• **Records for the exercise**

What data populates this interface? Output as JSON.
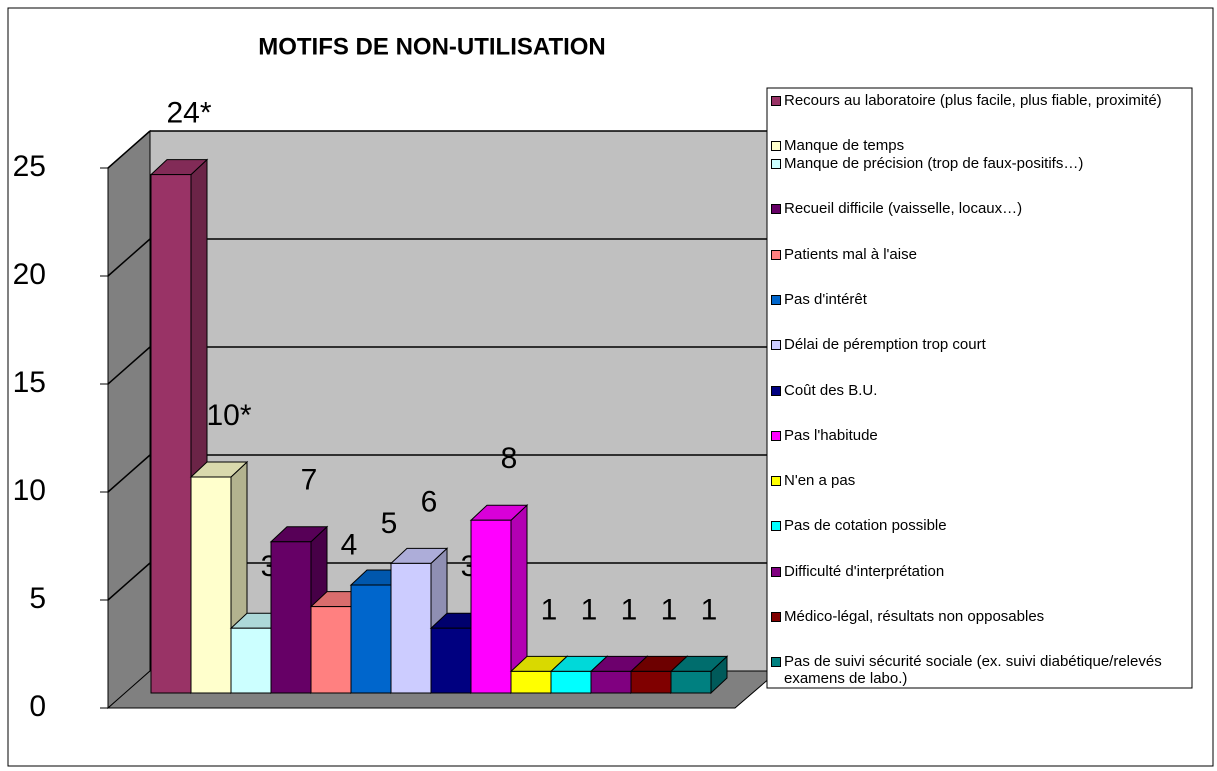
{
  "chart_data": {
    "type": "bar",
    "title": "MOTIFS DE NON-UTILISATION",
    "ylim": [
      0,
      25
    ],
    "yticks": [
      0,
      5,
      10,
      15,
      20,
      25
    ],
    "grid": true,
    "legend": "right",
    "series": [
      {
        "name": "Recours au laboratoire (plus facile, plus fiable, proximité)",
        "color": "#993366",
        "values": [
          24
        ],
        "value_labels": [
          "24*"
        ]
      },
      {
        "name": "Manque de temps",
        "color": "#FFFFCC",
        "values": [
          10
        ],
        "value_labels": [
          "10*"
        ]
      },
      {
        "name": "Manque de précision (trop de faux-positifs…)",
        "color": "#CCFFFF",
        "values": [
          3
        ]
      },
      {
        "name": "Recueil difficile (vaisselle, locaux…)",
        "color": "#660066",
        "values": [
          7
        ]
      },
      {
        "name": "Patients mal à l'aise",
        "color": "#FF8080",
        "values": [
          4
        ]
      },
      {
        "name": "Pas d'intérêt",
        "color": "#0066CC",
        "values": [
          5
        ]
      },
      {
        "name": "Délai de péremption trop court",
        "color": "#CCCCFF",
        "values": [
          6
        ]
      },
      {
        "name": "Coût des B.U.",
        "color": "#000080",
        "values": [
          3
        ]
      },
      {
        "name": "Pas l'habitude",
        "color": "#FF00FF",
        "values": [
          8
        ]
      },
      {
        "name": "N'en a pas",
        "color": "#FFFF00",
        "values": [
          1
        ]
      },
      {
        "name": "Pas de cotation possible",
        "color": "#00FFFF",
        "values": [
          1
        ]
      },
      {
        "name": "Difficulté d'interprétation",
        "color": "#800080",
        "values": [
          1
        ]
      },
      {
        "name": "Médico-légal, résultats non opposables",
        "color": "#800000",
        "values": [
          1
        ]
      },
      {
        "name": "Pas de suivi sécurité sociale (ex. suivi diabétique/relevés examens de labo.)",
        "color": "#008080",
        "values": [
          1
        ]
      }
    ]
  }
}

• **Your objective**
Go through the listing above and list every line that has the word "trop".

• **Written solution**
        "name": "Manque de précision (trop de faux-positifs…)",
        "name": "Délai de péremption trop court",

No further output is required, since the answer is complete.